- [Records to process]:
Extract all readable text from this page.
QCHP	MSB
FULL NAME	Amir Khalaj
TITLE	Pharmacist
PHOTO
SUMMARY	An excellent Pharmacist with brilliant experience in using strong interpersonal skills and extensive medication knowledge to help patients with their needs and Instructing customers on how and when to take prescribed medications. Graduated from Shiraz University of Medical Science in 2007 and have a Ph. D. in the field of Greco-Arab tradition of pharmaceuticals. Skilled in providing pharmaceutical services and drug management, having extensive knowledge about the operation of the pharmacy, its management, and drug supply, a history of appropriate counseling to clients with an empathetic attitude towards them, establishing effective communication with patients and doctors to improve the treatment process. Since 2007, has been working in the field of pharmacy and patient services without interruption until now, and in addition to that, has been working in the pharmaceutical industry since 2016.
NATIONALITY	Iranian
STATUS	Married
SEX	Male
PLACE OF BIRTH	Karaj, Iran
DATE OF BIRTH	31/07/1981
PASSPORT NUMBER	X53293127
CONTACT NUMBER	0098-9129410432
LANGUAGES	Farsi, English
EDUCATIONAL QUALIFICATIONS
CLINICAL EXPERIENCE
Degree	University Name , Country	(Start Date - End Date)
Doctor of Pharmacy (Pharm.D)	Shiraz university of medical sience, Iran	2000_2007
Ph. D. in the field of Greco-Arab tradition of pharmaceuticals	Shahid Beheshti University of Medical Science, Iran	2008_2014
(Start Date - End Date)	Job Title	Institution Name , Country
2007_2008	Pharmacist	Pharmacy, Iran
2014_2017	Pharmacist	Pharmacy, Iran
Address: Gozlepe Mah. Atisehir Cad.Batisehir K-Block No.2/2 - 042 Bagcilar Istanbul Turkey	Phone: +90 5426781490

- [What you should do]: Wherever the string "BIRTH" turns up in the material, copy the whole line.

- [Task answer]:
PLACE OF BIRTH	Karaj, Iran
DATE OF BIRTH	31/07/1981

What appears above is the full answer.